→ ENUNCIADO: No trecho sobre o segundo plano de governo, a quem coube inventar a vila e o distrito?

→ TRECHO:
O segundo plano é baseado no território e na propriedade, e pode ser distinguido como um estado (civitas). A vila ou distrito, circunscrita por limites e cercas, com a propriedade que contém, é a base ou unidade do estado, e a sociedade política é seu resultado. Essa está organizada sobre áreas territoriais e trata da propriedade e das pessoas, através de relações territoriais. Os sucessivos estágios de integração são a vila ou distrito, que é a unidade de organização; o condado ou província, que é uma agregação de vilas ou distritos; e o domínio ou território nacional, que é uma agregação de condados ou províncias; e o povo de cada uma delas está organizado em um corpo político. Após terem alcançado a civilização, coube aos gregos e romanos, usando suas capacidades até o limite, inventar a vila e o distrito e, assim, inaugurar o segundo grande plano de governo, que permanece até o presente entre as nações civilizadas. Na sociedade antiga, esse plano territorial era desconhecido. Quando ele apareceu, fixou as linhas de fronteira entre a sociedade antiga e a moderna, nomes com os quais a distinção será reconhecida nestas páginas.

→ DADOS FORNECIDOS:
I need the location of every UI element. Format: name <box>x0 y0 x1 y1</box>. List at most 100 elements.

→ RESPOSTA: Aos gregos e romanos, depois de terem alcançado a civilização.